Next consider a nonpipeline unit that performs the same operation and takes a time equal to t_n. to complete each task. The total time required for n tasks is nt_n.

The speedup of a pipeline processing over an equivalent nonpipeline processing is defined by the ratio \( S = \frac{nt_n}{(k + n - 1)t_p} \)

As the number of tasks increases, n becomes much larger than k - 1, and k + n - 1 approaches the value of n. Under this condition, the speedup becomes \( S = \frac{t_n}{t_p} \)

If we assume that the time it takes to process a task is the same in the pipeline and non pipeline circuits, we will have t_n = kt_p. Including this assumption, the speedup reduces to \( S = \frac{kt_p}{t_p} = k\)

This shows that the theoretical maximum speedup that a pipeline can provide is k, where k is the number of segments in the pipeline.

To clarify the meaning of the speedup ratio, consider the following numerical example. Let the time it takes to process a suboperation in each segment be equal to t_p = 20 ns.

Assume that the pipeline has k = 4 segments and executes n = 100 tasks in sequence. The pipeline system will take (k + n - 1)t_p = (4 + 99) x 20 = 2060 ns to complete. Assuming that t_n = kt_p = 4 x 20 = 80 ns, a non pipeline system requires nkt_p = 100 x 80 = 8000 ns to complete the 100 tasks.

The speedup ratio is equal to 8000/2060 = 3.88. As the number of tasks increases, the speedup will approach 4, which is equal to the number of segments in the pipeline. If we assume that t_n = 60 ns, the speedup becomes 60/20 = 3.

To duplicate the theoretical speed advantage of a pipeline process by means of multiple functional units, it is necessary to construct k identical units that will be operating in parallel.

The implication is that a k-segment pipeline processor can be expected to equal the performance of k copies of an equivalent nonpipeline circuit under equal operating conditions. This is illustrated in Fig. 5, where four identical circuits are connected in parallel. Each P circuit performs the same task of an equivalent pipeline circuit.

Instead of operating with the input data in sequence as in a pipeline, the parallel circuits acceptfour input data items simultaneously and perform four tasks at the same time. As far as the speed of operation is concerned, this is equivalent to a four segment pipeline.

Note that the four-unit circuit of Fig. 5 constitutes a single-instruction multiple-data (SIMD) organization since the same instruction is used to operate on multiple data in parallel.

There are various reasons why the pipeline cannot operate at its maximum theoretical rate. Different segments may take different times to complete their suboperation. The clock cycle must be chosen to equal the time delay of the segment with the maximum propagation time.

This causes all other segments to waste time while waiting for the next clock. Moreover, it is not always correct to assume that a nonpipe circuit has the same time delay as that of an equivalent pipeline circuit.

Many of the intermediate registers will not be needed in a single-unit circuit, which can usually be constructed entirely as a combinational circuit.

● **Written task 1**
Answer these questions from the pipeline speedup text:
(a) What is the theoretical maximum speedup a pipeline can provide?
(b) How many nanoseconds does the pipeline system in the numerical example take to complete its 100 tasks?
(c) What kind of organization does the four-unit circuit of Fig. 5 constitute?
The records have no connection to the pipeline speedup text.

● **Records for this task**
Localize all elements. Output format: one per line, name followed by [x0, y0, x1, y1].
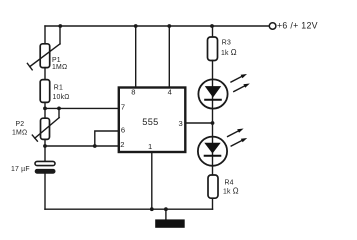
wire left rail top: [44, 26, 46, 44]
wire ground stub: [165, 209, 167, 219]
capacitor C1 plate bottom: [35, 169, 56, 174]
svg-text:P2: P2: [16, 121, 25, 128]
svg-text:1k Ω: 1k Ω: [221, 48, 237, 57]
svg-text:4: 4: [168, 87, 173, 96]
svg-text:R4: R4: [225, 179, 234, 186]
resistor R3: [208, 37, 218, 61]
node pin6 jog junction: [93, 144, 97, 148]
node top rail pin8: [134, 24, 138, 28]
svg-text:10kΩ: 10kΩ: [53, 94, 70, 101]
svg-text:7: 7: [121, 103, 126, 112]
svg-text:1MΩ: 1MΩ: [52, 64, 67, 71]
potentiometer P1: [27, 26, 60, 70]
svg-text:8: 8: [131, 87, 136, 96]
svg-text:P1: P1: [52, 57, 61, 64]
capacitor C1 plate top: [35, 161, 55, 165]
svg-text:1k Ω: 1k Ω: [223, 186, 239, 195]
LED D2: [198, 137, 227, 166]
node pin7 junction: [43, 107, 47, 111]
node ground stub: [164, 207, 168, 211]
svg-text:3: 3: [179, 119, 184, 128]
svg-text:1MΩ: 1MΩ: [12, 129, 27, 136]
LED D2 light arrow 1: [228, 129, 244, 137]
node pin1 bottom: [150, 207, 154, 211]
node top rail P1 wiper: [58, 24, 62, 28]
svg-text:17 µF: 17 µF: [11, 166, 30, 173]
svg-text:R1: R1: [54, 84, 63, 91]
svg-text:+6 /+ 12V: +6 /+ 12V: [277, 21, 318, 31]
wire pin 7: [45, 107, 119, 109]
wire R3 to LED chain: [212, 61, 214, 176]
wire R4 to bottom rail: [212, 198, 214, 209]
wire bottom rail: [45, 208, 213, 210]
wire pin 1 down: [151, 152, 153, 209]
wire R3 branch vertical: [212, 26, 214, 37]
svg-text:6: 6: [121, 125, 126, 134]
svg-text:R3: R3: [222, 39, 231, 46]
node top rail R3: [210, 24, 214, 28]
svg-text:1: 1: [148, 142, 153, 151]
LED D1 light arrow 1: [231, 74, 247, 82]
wire R1 to P2: [44, 102, 46, 118]
op-amp U1 555 timer box: [119, 88, 186, 153]
resistor R1: [40, 80, 50, 103]
svg-text:2: 2: [120, 140, 125, 149]
node P2 wiper junction: [57, 107, 61, 111]
potentiometer P2: [32, 108, 59, 141]
wire top supply rail: [45, 25, 269, 27]
node pin3 LED junction: [211, 121, 215, 125]
wire capacitor to bottom rail: [44, 174, 46, 210]
wire pin 8: [135, 26, 137, 88]
LED D2 light arrow 2: [231, 138, 247, 146]
node top rail pin4: [167, 24, 171, 28]
node pin2 junction: [43, 144, 47, 148]
svg-text:555: 555: [142, 117, 158, 127]
LED D1 light arrow 2: [234, 84, 250, 92]
wire pin 3: [185, 122, 212, 124]
wire jog to pin 6: [95, 131, 119, 146]
LED D1: [198, 79, 227, 108]
wire pin 2: [45, 145, 119, 147]
resistor R4: [208, 175, 218, 198]
wire pin 4: [168, 26, 170, 88]
wire P2 to capacitor: [44, 139, 46, 161]
power terminal: [269, 23, 276, 30]
ground: [155, 219, 185, 227]
wire P1 to R1: [44, 68, 46, 80]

● **Written task 2**
Which lines in the records begin with the line that contains "wire left rail top: [44, 26, 46, 44]" and run through the line that contains "node pin7 junction: [43, 107, 47, 111]"? Reproduce those lines exactly, including both end lines.

● **Exercise solution 1**
(a) k, the number of segments in the pipeline.
(b) 2060 ns.
(c) A single-instruction multiple-data (SIMD) organization.

● **Exercise solution 2**
wire left rail top: [44, 26, 46, 44]
wire ground stub: [165, 209, 167, 219]
capacitor C1 plate bottom: [35, 169, 56, 174]
svg-text:P2: P2: [16, 121, 25, 128]
svg-text:1k Ω: 1k Ω: [221, 48, 237, 57]
svg-text:4: 4: [168, 87, 173, 96]
svg-text:R4: R4: [225, 179, 234, 186]
resistor R3: [208, 37, 218, 61]
node pin6 jog junction: [93, 144, 97, 148]
node top rail pin8: [134, 24, 138, 28]
svg-text:10kΩ: 10kΩ: [53, 94, 70, 101]
svg-text:7: 7: [121, 103, 126, 112]
svg-text:1MΩ: 1MΩ: [52, 64, 67, 71]
potentiometer P1: [27, 26, 60, 70]
svg-text:8: 8: [131, 87, 136, 96]
svg-text:P1: P1: [52, 57, 61, 64]
capacitor C1 plate top: [35, 161, 55, 165]
svg-text:1k Ω: 1k Ω: [223, 186, 239, 195]
LED D2: [198, 137, 227, 166]
node pin7 junction: [43, 107, 47, 111]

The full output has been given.